(Records about charts and figures)
►
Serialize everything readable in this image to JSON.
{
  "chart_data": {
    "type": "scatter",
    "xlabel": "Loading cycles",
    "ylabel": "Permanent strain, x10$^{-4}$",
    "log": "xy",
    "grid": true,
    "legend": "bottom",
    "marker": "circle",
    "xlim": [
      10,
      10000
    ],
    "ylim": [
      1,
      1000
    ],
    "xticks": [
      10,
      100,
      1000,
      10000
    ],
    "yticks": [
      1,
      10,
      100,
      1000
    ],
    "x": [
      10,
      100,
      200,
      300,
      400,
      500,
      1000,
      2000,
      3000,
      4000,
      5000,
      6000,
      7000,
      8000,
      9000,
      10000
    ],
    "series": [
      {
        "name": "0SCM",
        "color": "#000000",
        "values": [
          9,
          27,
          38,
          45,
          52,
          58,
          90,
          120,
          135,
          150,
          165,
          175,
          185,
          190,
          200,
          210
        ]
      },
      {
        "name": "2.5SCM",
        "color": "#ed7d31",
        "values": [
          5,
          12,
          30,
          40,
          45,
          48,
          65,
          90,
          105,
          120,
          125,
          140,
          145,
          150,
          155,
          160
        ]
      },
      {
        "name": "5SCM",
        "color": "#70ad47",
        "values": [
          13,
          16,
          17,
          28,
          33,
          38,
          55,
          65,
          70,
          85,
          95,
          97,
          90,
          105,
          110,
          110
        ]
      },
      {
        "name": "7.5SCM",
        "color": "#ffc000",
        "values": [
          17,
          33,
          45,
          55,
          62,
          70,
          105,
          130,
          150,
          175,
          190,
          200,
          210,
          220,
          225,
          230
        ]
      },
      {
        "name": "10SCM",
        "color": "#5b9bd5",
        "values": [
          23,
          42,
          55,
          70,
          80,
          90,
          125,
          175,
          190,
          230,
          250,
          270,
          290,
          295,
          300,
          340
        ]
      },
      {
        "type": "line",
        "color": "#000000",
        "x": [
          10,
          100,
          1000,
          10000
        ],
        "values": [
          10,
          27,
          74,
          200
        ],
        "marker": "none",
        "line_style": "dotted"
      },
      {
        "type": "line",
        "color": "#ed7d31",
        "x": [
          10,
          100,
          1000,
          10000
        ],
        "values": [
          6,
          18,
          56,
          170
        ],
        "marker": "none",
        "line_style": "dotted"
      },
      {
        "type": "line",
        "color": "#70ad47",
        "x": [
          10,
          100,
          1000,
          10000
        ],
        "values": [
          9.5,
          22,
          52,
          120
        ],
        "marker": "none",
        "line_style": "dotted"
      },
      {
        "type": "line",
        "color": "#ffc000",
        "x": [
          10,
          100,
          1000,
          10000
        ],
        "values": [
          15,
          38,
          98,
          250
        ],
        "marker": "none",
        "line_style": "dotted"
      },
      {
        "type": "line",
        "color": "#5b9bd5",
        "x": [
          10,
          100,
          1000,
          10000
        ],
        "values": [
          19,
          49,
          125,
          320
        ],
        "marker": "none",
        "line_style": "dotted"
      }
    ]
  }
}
◄
►
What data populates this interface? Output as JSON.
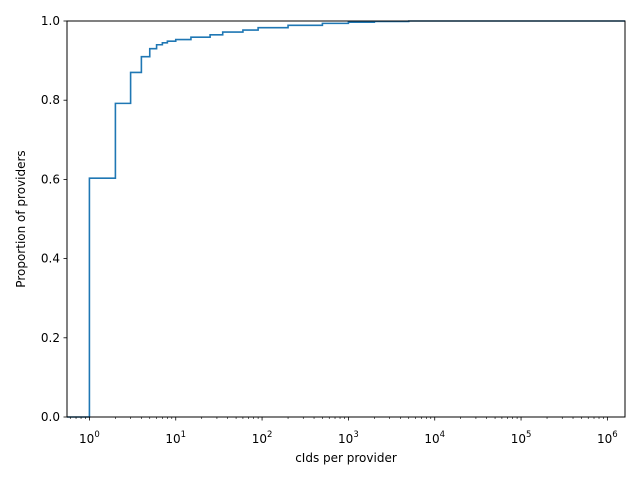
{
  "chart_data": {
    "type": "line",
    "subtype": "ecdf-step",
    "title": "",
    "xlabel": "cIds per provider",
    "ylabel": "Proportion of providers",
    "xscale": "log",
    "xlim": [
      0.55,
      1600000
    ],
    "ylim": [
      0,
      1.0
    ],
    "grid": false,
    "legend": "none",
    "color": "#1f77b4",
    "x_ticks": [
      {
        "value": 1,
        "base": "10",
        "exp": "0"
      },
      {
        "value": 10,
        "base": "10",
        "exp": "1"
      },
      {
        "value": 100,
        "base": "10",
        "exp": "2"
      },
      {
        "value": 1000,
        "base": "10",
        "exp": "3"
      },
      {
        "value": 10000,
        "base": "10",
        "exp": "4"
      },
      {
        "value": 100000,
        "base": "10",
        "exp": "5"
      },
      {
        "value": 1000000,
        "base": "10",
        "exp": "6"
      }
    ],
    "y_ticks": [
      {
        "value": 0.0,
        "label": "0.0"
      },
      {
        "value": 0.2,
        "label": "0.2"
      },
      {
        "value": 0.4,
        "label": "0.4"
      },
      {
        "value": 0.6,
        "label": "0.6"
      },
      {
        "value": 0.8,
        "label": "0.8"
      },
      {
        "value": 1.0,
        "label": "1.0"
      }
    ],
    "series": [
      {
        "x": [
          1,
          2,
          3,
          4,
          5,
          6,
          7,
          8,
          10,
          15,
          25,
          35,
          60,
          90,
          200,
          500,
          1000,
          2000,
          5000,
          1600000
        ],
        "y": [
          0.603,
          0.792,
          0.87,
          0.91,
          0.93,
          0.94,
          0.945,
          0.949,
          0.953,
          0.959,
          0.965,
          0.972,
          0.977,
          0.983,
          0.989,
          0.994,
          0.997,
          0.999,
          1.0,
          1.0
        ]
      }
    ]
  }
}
◄
_What this task involves:_
Looking at the records above, tally the lines holding "JSON" and reply with that number only.

_Exercise result:_
2